#### THE INPUT ####

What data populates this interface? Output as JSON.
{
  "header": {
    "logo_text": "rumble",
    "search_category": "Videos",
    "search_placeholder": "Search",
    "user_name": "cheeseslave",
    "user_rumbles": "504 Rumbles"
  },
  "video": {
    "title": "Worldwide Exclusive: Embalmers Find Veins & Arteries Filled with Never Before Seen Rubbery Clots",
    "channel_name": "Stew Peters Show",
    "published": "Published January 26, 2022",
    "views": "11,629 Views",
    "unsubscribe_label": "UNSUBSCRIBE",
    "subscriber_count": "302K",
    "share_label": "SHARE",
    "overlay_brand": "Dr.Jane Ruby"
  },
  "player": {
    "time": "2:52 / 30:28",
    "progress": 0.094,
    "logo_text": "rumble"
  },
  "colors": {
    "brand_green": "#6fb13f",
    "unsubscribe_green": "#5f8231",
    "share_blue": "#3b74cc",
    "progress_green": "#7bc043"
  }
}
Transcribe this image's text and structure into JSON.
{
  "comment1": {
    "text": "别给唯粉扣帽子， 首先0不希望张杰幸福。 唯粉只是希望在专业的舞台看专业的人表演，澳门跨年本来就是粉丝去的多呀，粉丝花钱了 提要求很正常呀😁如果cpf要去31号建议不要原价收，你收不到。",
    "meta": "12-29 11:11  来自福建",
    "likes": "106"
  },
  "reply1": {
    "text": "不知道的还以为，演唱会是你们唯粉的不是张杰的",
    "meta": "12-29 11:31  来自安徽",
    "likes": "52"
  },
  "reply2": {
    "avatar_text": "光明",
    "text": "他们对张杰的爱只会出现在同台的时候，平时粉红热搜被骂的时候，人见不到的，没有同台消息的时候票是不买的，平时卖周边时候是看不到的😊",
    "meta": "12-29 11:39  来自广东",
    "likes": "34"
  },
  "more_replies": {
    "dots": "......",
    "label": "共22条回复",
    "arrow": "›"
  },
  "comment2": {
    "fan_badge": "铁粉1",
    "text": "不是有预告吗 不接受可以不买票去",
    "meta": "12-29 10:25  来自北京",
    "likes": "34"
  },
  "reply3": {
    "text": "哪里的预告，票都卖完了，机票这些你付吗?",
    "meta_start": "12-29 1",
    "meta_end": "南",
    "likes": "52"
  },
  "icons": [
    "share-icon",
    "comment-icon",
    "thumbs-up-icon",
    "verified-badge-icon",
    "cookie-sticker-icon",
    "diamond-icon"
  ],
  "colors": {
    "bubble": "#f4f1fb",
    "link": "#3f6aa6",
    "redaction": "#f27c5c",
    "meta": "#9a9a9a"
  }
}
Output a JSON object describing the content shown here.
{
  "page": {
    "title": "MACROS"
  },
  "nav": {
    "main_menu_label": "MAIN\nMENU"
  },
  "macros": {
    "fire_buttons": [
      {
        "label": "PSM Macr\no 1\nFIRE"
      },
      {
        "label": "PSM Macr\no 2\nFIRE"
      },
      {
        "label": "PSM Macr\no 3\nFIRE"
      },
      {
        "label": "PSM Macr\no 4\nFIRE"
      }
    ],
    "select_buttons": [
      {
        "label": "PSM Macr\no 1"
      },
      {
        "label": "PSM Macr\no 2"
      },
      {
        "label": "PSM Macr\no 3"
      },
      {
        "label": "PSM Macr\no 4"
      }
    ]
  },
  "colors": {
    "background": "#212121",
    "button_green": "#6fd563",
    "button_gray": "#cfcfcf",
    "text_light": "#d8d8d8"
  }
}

####

Extract each line from the listing that holds the word "JSON".

OUTPUT OF THE TASK:
What data populates this interface? Output as JSON.
Transcribe this image's text and structure into JSON.
Output a JSON object describing the content shown here.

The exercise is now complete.